Given exercise: Say how many lines contain "steps"; the answer is the number alone.

>>>

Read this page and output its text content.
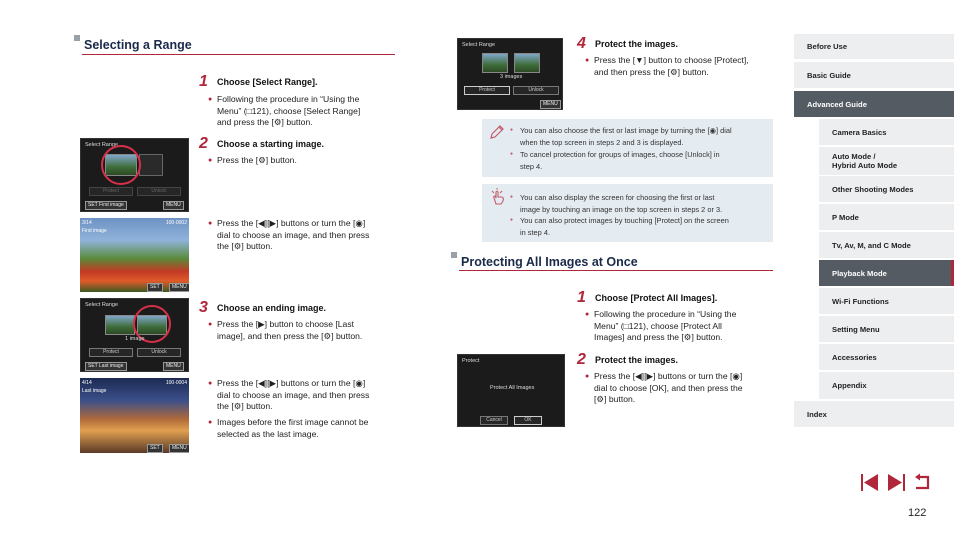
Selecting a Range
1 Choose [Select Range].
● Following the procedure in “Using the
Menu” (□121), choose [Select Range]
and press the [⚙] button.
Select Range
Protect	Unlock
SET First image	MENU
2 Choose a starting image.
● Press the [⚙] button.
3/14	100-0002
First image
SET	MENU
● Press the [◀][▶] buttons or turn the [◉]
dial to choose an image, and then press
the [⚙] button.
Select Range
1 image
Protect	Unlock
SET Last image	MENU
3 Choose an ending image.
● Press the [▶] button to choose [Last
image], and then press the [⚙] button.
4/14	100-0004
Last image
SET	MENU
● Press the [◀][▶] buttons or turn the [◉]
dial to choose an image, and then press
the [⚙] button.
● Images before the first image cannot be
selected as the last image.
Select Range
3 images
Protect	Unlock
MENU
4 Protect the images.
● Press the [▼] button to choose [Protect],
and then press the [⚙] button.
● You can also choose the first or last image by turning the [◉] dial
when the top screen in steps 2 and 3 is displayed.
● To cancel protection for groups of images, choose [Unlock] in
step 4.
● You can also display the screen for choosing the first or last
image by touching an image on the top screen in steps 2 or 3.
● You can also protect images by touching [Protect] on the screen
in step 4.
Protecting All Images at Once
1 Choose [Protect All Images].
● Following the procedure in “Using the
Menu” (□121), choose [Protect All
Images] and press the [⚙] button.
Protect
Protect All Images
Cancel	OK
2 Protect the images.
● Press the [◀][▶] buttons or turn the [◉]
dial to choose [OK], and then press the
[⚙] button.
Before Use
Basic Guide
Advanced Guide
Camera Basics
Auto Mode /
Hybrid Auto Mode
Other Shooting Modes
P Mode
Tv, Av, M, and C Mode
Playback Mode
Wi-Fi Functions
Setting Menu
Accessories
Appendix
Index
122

<<<

Exercise response: 2